** BEGIN **
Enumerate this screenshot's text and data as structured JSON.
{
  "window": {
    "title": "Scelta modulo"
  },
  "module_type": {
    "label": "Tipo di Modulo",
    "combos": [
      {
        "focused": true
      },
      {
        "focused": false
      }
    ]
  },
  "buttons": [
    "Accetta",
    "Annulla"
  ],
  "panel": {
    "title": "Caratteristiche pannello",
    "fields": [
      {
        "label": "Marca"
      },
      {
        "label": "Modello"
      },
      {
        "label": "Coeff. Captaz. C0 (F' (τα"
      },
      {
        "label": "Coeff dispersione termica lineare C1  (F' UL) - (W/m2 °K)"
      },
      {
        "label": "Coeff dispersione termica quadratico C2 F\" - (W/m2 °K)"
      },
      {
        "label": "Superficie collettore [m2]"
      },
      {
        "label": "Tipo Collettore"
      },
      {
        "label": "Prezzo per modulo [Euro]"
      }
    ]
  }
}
** END **
** BEGIN **
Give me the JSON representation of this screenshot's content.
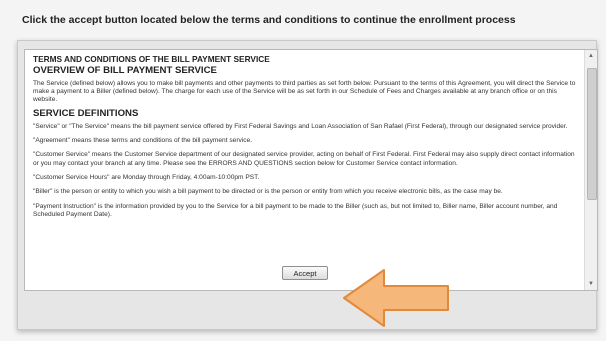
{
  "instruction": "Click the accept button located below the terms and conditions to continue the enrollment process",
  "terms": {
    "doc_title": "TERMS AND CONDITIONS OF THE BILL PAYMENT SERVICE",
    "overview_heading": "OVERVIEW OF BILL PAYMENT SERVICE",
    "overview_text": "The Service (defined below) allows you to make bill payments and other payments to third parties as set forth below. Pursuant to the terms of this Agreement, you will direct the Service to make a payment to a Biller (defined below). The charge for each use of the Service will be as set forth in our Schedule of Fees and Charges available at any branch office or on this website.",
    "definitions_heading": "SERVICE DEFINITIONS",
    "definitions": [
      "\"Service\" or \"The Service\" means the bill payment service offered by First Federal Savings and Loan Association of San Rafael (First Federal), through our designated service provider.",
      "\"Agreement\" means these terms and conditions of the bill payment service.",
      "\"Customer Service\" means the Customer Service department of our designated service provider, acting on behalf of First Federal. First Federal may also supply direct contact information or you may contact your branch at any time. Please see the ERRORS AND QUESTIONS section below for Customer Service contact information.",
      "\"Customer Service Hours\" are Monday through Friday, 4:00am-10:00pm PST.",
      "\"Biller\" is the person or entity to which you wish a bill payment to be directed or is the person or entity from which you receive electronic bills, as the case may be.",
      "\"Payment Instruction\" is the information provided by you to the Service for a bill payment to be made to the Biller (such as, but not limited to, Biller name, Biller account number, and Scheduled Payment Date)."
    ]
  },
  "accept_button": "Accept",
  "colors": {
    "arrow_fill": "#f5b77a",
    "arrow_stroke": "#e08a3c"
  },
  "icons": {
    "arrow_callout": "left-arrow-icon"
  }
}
** END **
** BEGIN **
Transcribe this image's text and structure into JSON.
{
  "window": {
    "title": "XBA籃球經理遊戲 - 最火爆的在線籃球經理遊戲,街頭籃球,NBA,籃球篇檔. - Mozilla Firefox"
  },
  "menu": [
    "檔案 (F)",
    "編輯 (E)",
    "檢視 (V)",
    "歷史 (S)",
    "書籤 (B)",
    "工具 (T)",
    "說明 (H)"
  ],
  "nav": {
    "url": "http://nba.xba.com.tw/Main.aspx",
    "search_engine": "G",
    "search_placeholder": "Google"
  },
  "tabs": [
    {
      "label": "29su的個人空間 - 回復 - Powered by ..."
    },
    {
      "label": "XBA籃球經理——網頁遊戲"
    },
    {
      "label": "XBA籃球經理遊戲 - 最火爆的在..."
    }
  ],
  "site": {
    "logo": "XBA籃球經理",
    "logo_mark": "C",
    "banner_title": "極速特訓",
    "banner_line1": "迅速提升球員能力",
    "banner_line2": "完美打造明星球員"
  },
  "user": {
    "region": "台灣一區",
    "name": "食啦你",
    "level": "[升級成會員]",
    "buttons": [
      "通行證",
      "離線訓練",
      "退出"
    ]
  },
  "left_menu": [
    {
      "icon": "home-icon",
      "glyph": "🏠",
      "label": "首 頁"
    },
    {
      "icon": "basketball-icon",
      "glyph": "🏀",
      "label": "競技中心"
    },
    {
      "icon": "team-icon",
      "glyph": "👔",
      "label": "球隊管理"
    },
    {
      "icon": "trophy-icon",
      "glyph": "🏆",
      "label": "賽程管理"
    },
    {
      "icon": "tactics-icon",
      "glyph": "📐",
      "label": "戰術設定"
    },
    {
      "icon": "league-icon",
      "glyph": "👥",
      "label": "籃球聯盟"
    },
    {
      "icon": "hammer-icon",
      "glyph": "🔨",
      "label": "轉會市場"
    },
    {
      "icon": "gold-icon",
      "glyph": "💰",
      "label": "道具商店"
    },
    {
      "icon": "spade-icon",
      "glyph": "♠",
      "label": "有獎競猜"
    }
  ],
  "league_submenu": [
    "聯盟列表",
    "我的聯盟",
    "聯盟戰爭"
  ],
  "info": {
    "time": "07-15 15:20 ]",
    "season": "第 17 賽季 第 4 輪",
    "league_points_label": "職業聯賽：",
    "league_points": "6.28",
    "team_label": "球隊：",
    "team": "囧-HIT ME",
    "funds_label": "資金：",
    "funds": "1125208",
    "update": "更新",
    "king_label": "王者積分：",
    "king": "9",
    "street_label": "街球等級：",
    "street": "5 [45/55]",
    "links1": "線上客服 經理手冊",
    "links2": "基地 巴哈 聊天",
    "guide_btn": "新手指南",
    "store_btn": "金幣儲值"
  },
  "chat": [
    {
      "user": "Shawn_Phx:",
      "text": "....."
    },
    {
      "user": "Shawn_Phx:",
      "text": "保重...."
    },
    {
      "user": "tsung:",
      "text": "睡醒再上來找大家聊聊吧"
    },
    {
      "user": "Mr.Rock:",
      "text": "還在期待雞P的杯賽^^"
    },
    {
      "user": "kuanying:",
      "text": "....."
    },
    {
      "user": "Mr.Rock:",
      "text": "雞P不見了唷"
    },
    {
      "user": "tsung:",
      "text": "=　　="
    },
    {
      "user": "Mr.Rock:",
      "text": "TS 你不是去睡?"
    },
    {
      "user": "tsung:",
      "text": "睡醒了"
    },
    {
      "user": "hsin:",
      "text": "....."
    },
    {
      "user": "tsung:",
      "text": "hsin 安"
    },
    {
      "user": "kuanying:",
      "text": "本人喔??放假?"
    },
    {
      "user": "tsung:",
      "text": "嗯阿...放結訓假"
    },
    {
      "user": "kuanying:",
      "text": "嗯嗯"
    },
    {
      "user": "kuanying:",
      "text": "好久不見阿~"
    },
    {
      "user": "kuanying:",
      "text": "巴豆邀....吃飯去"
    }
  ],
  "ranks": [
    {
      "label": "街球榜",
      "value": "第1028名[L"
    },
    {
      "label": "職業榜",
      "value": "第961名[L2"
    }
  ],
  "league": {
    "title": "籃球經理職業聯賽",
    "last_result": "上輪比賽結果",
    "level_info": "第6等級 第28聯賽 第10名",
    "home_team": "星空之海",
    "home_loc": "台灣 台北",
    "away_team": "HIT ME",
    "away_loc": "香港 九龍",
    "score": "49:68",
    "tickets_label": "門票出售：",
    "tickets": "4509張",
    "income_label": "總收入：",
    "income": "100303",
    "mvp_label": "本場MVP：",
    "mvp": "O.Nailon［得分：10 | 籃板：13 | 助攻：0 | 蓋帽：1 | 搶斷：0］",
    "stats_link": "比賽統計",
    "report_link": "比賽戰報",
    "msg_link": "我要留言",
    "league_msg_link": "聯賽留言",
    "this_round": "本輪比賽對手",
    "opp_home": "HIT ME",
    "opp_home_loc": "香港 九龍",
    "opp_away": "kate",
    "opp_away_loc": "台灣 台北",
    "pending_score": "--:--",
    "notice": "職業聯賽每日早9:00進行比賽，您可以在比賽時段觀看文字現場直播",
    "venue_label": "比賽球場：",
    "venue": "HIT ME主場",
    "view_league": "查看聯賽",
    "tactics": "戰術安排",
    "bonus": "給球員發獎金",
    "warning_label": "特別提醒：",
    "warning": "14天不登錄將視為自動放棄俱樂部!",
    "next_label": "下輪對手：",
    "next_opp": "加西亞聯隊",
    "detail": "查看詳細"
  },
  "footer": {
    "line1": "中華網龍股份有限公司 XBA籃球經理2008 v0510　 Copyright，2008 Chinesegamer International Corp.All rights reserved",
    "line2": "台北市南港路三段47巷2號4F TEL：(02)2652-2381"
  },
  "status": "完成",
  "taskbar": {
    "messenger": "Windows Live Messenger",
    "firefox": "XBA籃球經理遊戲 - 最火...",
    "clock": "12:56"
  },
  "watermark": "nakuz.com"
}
** END **
THE TASK:
From the entries above, pull out each line that includes "termica".

RESPONSE TO THIS EXERCISE:
        "label": "Coeff dispersione termica lineare C1  (F' UL) - (W/m2 °K)"
        "label": "Coeff dispersione termica quadratico C2 F\" - (W/m2 °K)"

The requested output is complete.